[SET EXERCISE]
Copy out all the lines in the records that include the word "content".

[AVAILABLE DATA]
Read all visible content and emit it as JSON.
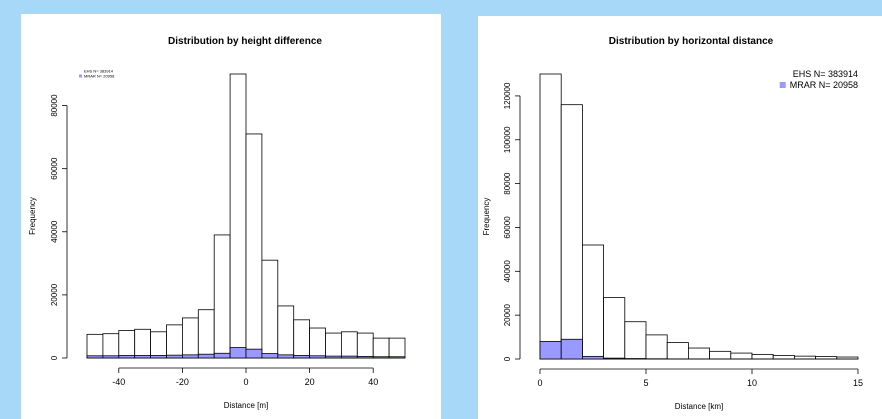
{
  "chart_data": [
    {
      "type": "bar",
      "title": "Distribution by height difference",
      "xlabel": "Distance [m]",
      "ylabel": "Frequency",
      "xlim": [
        -50,
        50
      ],
      "ylim": [
        0,
        90000
      ],
      "xticks": [
        -40,
        -20,
        0,
        20,
        40
      ],
      "yticks": [
        0,
        20000,
        40000,
        60000,
        80000
      ],
      "bin_width": 5,
      "bin_starts": [
        -50,
        -45,
        -40,
        -35,
        -30,
        -25,
        -20,
        -15,
        -10,
        -5,
        0,
        5,
        10,
        15,
        20,
        25,
        30,
        35,
        40,
        45
      ],
      "grid": false,
      "legend_position": "top-left",
      "series": [
        {
          "name": "EHS N= 383914",
          "color": "#ffffff",
          "values": [
            7500,
            7700,
            8700,
            9100,
            8300,
            10500,
            12700,
            15300,
            39000,
            90000,
            71000,
            31000,
            16500,
            12100,
            9500,
            7900,
            8300,
            7900,
            6300,
            6300
          ]
        },
        {
          "name": "MRAR N= 20958",
          "color": "#9999ff",
          "values": [
            700,
            700,
            800,
            800,
            800,
            900,
            1000,
            1200,
            1500,
            3300,
            2800,
            1400,
            1000,
            800,
            700,
            600,
            600,
            500,
            400,
            400
          ]
        }
      ]
    },
    {
      "type": "bar",
      "title": "Distribution by horizontal distance",
      "xlabel": "Distance [km]",
      "ylabel": "Frequency",
      "xlim": [
        0,
        15
      ],
      "ylim": [
        0,
        130000
      ],
      "xticks": [
        0,
        5,
        10,
        15
      ],
      "yticks": [
        0,
        20000,
        40000,
        60000,
        80000,
        100000,
        120000
      ],
      "bin_width": 1,
      "bin_starts": [
        0,
        1,
        2,
        3,
        4,
        5,
        6,
        7,
        8,
        9,
        10,
        11,
        12,
        13,
        14
      ],
      "grid": false,
      "legend_position": "top-right",
      "series": [
        {
          "name": "EHS N= 383914",
          "color": "#ffffff",
          "values": [
            130000,
            116000,
            52000,
            28000,
            17000,
            11000,
            7500,
            5000,
            3500,
            2700,
            2100,
            1600,
            1300,
            1100,
            900
          ]
        },
        {
          "name": "MRAR N= 20958",
          "color": "#9999ff",
          "values": [
            8000,
            9000,
            1200,
            400,
            200,
            100,
            50,
            30,
            20,
            10,
            10,
            5,
            5,
            5,
            5
          ]
        }
      ]
    }
  ]
}
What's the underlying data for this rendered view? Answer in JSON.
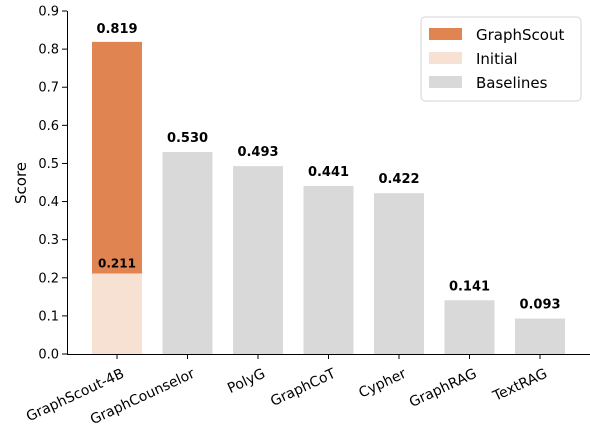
{
  "chart_data": {
    "type": "bar",
    "title": "",
    "xlabel": "",
    "ylabel": "Score",
    "ylim": [
      0,
      0.9
    ],
    "yticks": [
      "0.0",
      "0.1",
      "0.2",
      "0.3",
      "0.4",
      "0.5",
      "0.6",
      "0.7",
      "0.8",
      "0.9"
    ],
    "categories": [
      "GraphScout-4B",
      "GraphCounselor",
      "PolyG",
      "GraphCoT",
      "Cypher",
      "GraphRAG",
      "TextRAG"
    ],
    "series": [
      {
        "name": "Initial",
        "color": "#f6e1d3",
        "values": [
          0.211,
          null,
          null,
          null,
          null,
          null,
          null
        ],
        "labels": [
          "0.211",
          null,
          null,
          null,
          null,
          null,
          null
        ]
      },
      {
        "name": "GraphScout",
        "color": "#e08552",
        "values": [
          0.819,
          null,
          null,
          null,
          null,
          null,
          null
        ],
        "labels": [
          "0.819",
          null,
          null,
          null,
          null,
          null,
          null
        ]
      },
      {
        "name": "Baselines",
        "color": "#d9d9d9",
        "values": [
          null,
          0.53,
          0.493,
          0.441,
          0.422,
          0.141,
          0.093
        ],
        "labels": [
          null,
          "0.530",
          "0.493",
          "0.441",
          "0.422",
          "0.141",
          "0.093"
        ]
      }
    ],
    "legend": {
      "position": "top-right",
      "entries": [
        {
          "label": "GraphScout",
          "color": "#e08552"
        },
        {
          "label": "Initial",
          "color": "#f6e1d3"
        },
        {
          "label": "Baselines",
          "color": "#d9d9d9"
        }
      ]
    },
    "grid": false
  }
}
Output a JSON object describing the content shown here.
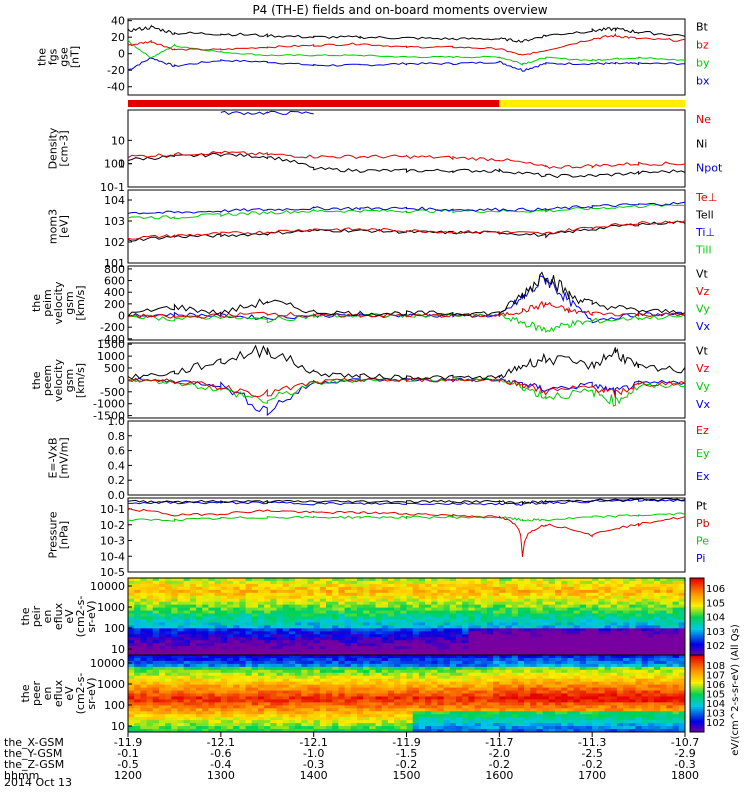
{
  "title": "P4 (TH-E) fields and on-board moments overview",
  "date": "2014 Oct 13",
  "x_axis": {
    "rows": [
      {
        "label": "the_X-GSM",
        "values": [
          "-11.9",
          "-12.1",
          "-12.1",
          "-11.9",
          "-11.7",
          "-11.3",
          "-10.7"
        ]
      },
      {
        "label": "the_Y-GSM",
        "values": [
          "-0.1",
          "-0.6",
          "-1.0",
          "-1.5",
          "-2.0",
          "-2.5",
          "-2.9"
        ]
      },
      {
        "label": "the_Z-GSM",
        "values": [
          "-0.5",
          "-0.4",
          "-0.3",
          "-0.2",
          "-0.2",
          "-0.2",
          "-0.3"
        ]
      },
      {
        "label": "hhmm",
        "values": [
          "1200",
          "1300",
          "1400",
          "1500",
          "1600",
          "1700",
          "1800"
        ]
      }
    ]
  },
  "colors": {
    "black": "#000000",
    "red": "#e00000",
    "green": "#00cc00",
    "blue": "#0000dd",
    "yellow": "#ffee00"
  },
  "orbit_bar": {
    "segments": [
      {
        "from": "1200",
        "to": "1600",
        "color": "#e00000"
      },
      {
        "from": "1600",
        "to": "1800",
        "color": "#ffee00"
      }
    ]
  },
  "chart_data": [
    {
      "type": "line",
      "panel": "fgm",
      "ylabel": [
        "the",
        "fgs",
        "gse",
        "[nT]"
      ],
      "ylim": [
        -50,
        42
      ],
      "ticks": [
        "40",
        "20",
        "0",
        "-20",
        "-40"
      ],
      "legend": [
        {
          "name": "Bt",
          "color": "#000000"
        },
        {
          "name": "bz",
          "color": "#e00000"
        },
        {
          "name": "by",
          "color": "#00cc00"
        },
        {
          "name": "bx",
          "color": "#0000dd"
        }
      ],
      "x": [
        1200,
        1215,
        1230,
        1300,
        1330,
        1400,
        1430,
        1500,
        1530,
        1600,
        1615,
        1630,
        1700,
        1715,
        1730,
        1800
      ],
      "series": [
        {
          "name": "Bt",
          "values": [
            28,
            32,
            25,
            24,
            22,
            20,
            20,
            19,
            18,
            18,
            15,
            22,
            28,
            30,
            26,
            22
          ]
        },
        {
          "name": "bz",
          "values": [
            10,
            15,
            5,
            5,
            8,
            10,
            12,
            8,
            8,
            6,
            -2,
            4,
            18,
            22,
            18,
            16
          ]
        },
        {
          "name": "by",
          "values": [
            15,
            -5,
            10,
            2,
            -2,
            -2,
            -2,
            -4,
            -4,
            -4,
            -12,
            -5,
            -8,
            -6,
            -5,
            -8
          ]
        },
        {
          "name": "bx",
          "values": [
            -20,
            -5,
            -15,
            -8,
            -10,
            -14,
            -14,
            -12,
            -12,
            -10,
            -20,
            -12,
            -12,
            -12,
            -12,
            -12
          ]
        }
      ]
    },
    {
      "type": "line",
      "panel": "density",
      "ylabel": [
        "Density",
        "[cm-3]"
      ],
      "ylim": [
        0.1,
        200
      ],
      "scale": "log",
      "ticks": [
        "100",
        "10",
        "1",
        "10-1"
      ],
      "legend": [
        {
          "name": "Ne",
          "color": "#e00000"
        },
        {
          "name": "Ni",
          "color": "#000000"
        },
        {
          "name": "Npot",
          "color": "#0000dd"
        }
      ],
      "x": [
        1200,
        1230,
        1300,
        1330,
        1400,
        1430,
        1500,
        1530,
        1600,
        1630,
        1700,
        1730,
        1800
      ],
      "series": [
        {
          "name": "Ne",
          "values": [
            2,
            2.5,
            3,
            2.5,
            2,
            2,
            2,
            1.8,
            1.5,
            0.7,
            0.8,
            1,
            1
          ]
        },
        {
          "name": "Ni",
          "values": [
            1.5,
            2,
            2.5,
            2,
            0.6,
            0.5,
            0.5,
            0.5,
            0.5,
            0.3,
            0.3,
            0.4,
            0.5
          ]
        },
        {
          "name": "Npot",
          "values": [
            null,
            null,
            150,
            150,
            150,
            null,
            null,
            null,
            null,
            null,
            null,
            null,
            null
          ]
        }
      ]
    },
    {
      "type": "line",
      "panel": "temperature",
      "ylabel": [
        "mom3",
        "[eV]"
      ],
      "ylim": [
        10,
        30000
      ],
      "scale": "log",
      "ticks": [
        "104",
        "103",
        "102",
        "101"
      ],
      "legend": [
        {
          "name": "Te⊥",
          "color": "#e00000"
        },
        {
          "name": "Tell",
          "color": "#000000"
        },
        {
          "name": "Ti⊥",
          "color": "#0000dd"
        },
        {
          "name": "Till",
          "color": "#00cc00"
        }
      ],
      "x": [
        1200,
        1230,
        1300,
        1330,
        1400,
        1430,
        1500,
        1530,
        1600,
        1630,
        1700,
        1730,
        1800
      ],
      "series": [
        {
          "name": "Te⊥",
          "values": [
            150,
            200,
            250,
            300,
            400,
            400,
            350,
            300,
            300,
            250,
            500,
            800,
            1000
          ]
        },
        {
          "name": "Tell",
          "values": [
            120,
            180,
            200,
            250,
            350,
            350,
            300,
            280,
            280,
            200,
            400,
            700,
            900
          ]
        },
        {
          "name": "Ti⊥",
          "values": [
            2500,
            2500,
            3000,
            3500,
            4000,
            4000,
            4000,
            3500,
            3500,
            3500,
            5000,
            6000,
            7000
          ]
        },
        {
          "name": "Till",
          "values": [
            1500,
            1500,
            2000,
            2500,
            3000,
            3000,
            3000,
            3000,
            3000,
            3000,
            4000,
            5000,
            6000
          ]
        }
      ]
    },
    {
      "type": "line",
      "panel": "ion-velocity",
      "ylabel": [
        "the",
        "peim",
        "velocity",
        "gsm",
        "[km/s]"
      ],
      "ylim": [
        -420,
        850
      ],
      "ticks": [
        "800",
        "600",
        "400",
        "200",
        "0",
        "-200",
        "-400"
      ],
      "legend": [
        {
          "name": "Vt",
          "color": "#000000"
        },
        {
          "name": "Vz",
          "color": "#e00000"
        },
        {
          "name": "Vy",
          "color": "#00cc00"
        },
        {
          "name": "Vx",
          "color": "#0000dd"
        }
      ],
      "x": [
        1200,
        1230,
        1300,
        1330,
        1400,
        1430,
        1500,
        1530,
        1600,
        1615,
        1630,
        1645,
        1700,
        1730,
        1800
      ],
      "series": [
        {
          "name": "Vt",
          "values": [
            20,
            150,
            40,
            250,
            60,
            40,
            40,
            40,
            40,
            350,
            750,
            350,
            200,
            80,
            60
          ]
        },
        {
          "name": "Vz",
          "values": [
            0,
            -30,
            0,
            40,
            0,
            0,
            0,
            0,
            0,
            80,
            200,
            80,
            40,
            20,
            10
          ]
        },
        {
          "name": "Vy",
          "values": [
            0,
            -60,
            -20,
            -80,
            -10,
            0,
            0,
            0,
            0,
            -120,
            -250,
            -150,
            -100,
            -40,
            -20
          ]
        },
        {
          "name": "Vx",
          "values": [
            0,
            20,
            0,
            -40,
            0,
            0,
            0,
            0,
            0,
            300,
            650,
            250,
            -80,
            20,
            20
          ]
        }
      ]
    },
    {
      "type": "line",
      "panel": "electron-velocity",
      "ylabel": [
        "the",
        "peem",
        "velocity",
        "gsm",
        "[km/s]"
      ],
      "ylim": [
        -1600,
        1550
      ],
      "ticks": [
        "1500",
        "1000",
        "500",
        "0",
        "-500",
        "-1000",
        "-1500"
      ],
      "legend": [
        {
          "name": "Vt",
          "color": "#000000"
        },
        {
          "name": "Vz",
          "color": "#e00000"
        },
        {
          "name": "Vy",
          "color": "#00cc00"
        },
        {
          "name": "Vx",
          "color": "#0000dd"
        }
      ],
      "x": [
        1200,
        1230,
        1300,
        1330,
        1400,
        1430,
        1500,
        1530,
        1600,
        1615,
        1630,
        1700,
        1715,
        1730,
        1800
      ],
      "series": [
        {
          "name": "Vt",
          "values": [
            100,
            300,
            800,
            1300,
            300,
            150,
            120,
            100,
            100,
            600,
            900,
            600,
            1200,
            500,
            400
          ]
        },
        {
          "name": "Vz",
          "values": [
            0,
            -50,
            -300,
            -600,
            -100,
            0,
            0,
            0,
            0,
            -200,
            -500,
            -300,
            -600,
            -200,
            -100
          ]
        },
        {
          "name": "Vy",
          "values": [
            0,
            -100,
            -400,
            -900,
            -150,
            0,
            0,
            0,
            0,
            -300,
            -700,
            -500,
            -900,
            -300,
            -200
          ]
        },
        {
          "name": "Vx",
          "values": [
            0,
            -50,
            -200,
            -1300,
            -100,
            0,
            0,
            0,
            0,
            -150,
            -400,
            -200,
            -500,
            -150,
            -100
          ]
        }
      ]
    },
    {
      "type": "line",
      "panel": "efield",
      "ylabel": [
        "E=-VxB",
        "[mV/m]"
      ],
      "ylim": [
        0,
        1
      ],
      "ticks": [
        "1.0",
        "0.8",
        "0.6",
        "0.4",
        "0.2",
        "0.0"
      ],
      "legend": [
        {
          "name": "Ez",
          "color": "#e00000"
        },
        {
          "name": "Ey",
          "color": "#00cc00"
        },
        {
          "name": "Ex",
          "color": "#0000dd"
        }
      ],
      "x": [],
      "series": []
    },
    {
      "type": "line",
      "panel": "pressure",
      "ylabel": [
        "Pressure",
        "[nPa]"
      ],
      "ylim": [
        1e-05,
        0.5
      ],
      "scale": "log",
      "ticks": [
        "10-1",
        "10-2",
        "10-3",
        "10-4",
        "10-5"
      ],
      "legend": [
        {
          "name": "Pt",
          "color": "#000000"
        },
        {
          "name": "Pb",
          "color": "#e00000"
        },
        {
          "name": "Pe",
          "color": "#00cc00"
        },
        {
          "name": "Pi",
          "color": "#0000dd"
        }
      ],
      "x": [
        1200,
        1230,
        1300,
        1330,
        1400,
        1430,
        1500,
        1530,
        1600,
        1615,
        1630,
        1700,
        1730,
        1800
      ],
      "series": [
        {
          "name": "Pt",
          "values": [
            0.3,
            0.3,
            0.3,
            0.3,
            0.3,
            0.3,
            0.3,
            0.3,
            0.3,
            0.25,
            0.3,
            0.35,
            0.4,
            0.4
          ]
        },
        {
          "name": "Pb",
          "values": [
            0.1,
            0.04,
            0.05,
            0.08,
            0.06,
            0.06,
            0.05,
            0.04,
            0.03,
            0.0001,
            0.01,
            0.002,
            0.01,
            0.03
          ]
        },
        {
          "name": "Pe",
          "values": [
            0.02,
            0.02,
            0.025,
            0.03,
            0.03,
            0.03,
            0.03,
            0.03,
            0.03,
            0.02,
            0.02,
            0.03,
            0.04,
            0.05
          ]
        },
        {
          "name": "Pi",
          "values": [
            0.25,
            0.25,
            0.25,
            0.25,
            0.22,
            0.22,
            0.22,
            0.22,
            0.22,
            0.2,
            0.25,
            0.3,
            0.35,
            0.35
          ]
        }
      ]
    },
    {
      "type": "heatmap",
      "panel": "ion-spectrogram",
      "ylabel": [
        "the",
        "peir",
        "en",
        "eflux",
        "eV",
        "(cm2-s-",
        "sr-eV)"
      ],
      "ticks": [
        "10000",
        "1000",
        "100",
        "10"
      ],
      "colorbar_ticks": [
        "106",
        "105",
        "104",
        "103",
        "102"
      ],
      "colorbar_label": "eV/(cm^2-s-sr-eV) (All Qs)"
    },
    {
      "type": "heatmap",
      "panel": "electron-spectrogram",
      "ylabel": [
        "the",
        "peer",
        "en",
        "eflux",
        "eV",
        "(cm2-s-",
        "sr-eV)"
      ],
      "ticks": [
        "10000",
        "1000",
        "100",
        "10"
      ],
      "colorbar_ticks": [
        "108",
        "107",
        "106",
        "105",
        "104",
        "103",
        "102"
      ]
    }
  ]
}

[SOLUTION TO THE EXERCISE]
Read all visible content and emit it as JSON.
Output a JSON object describing the content shown here.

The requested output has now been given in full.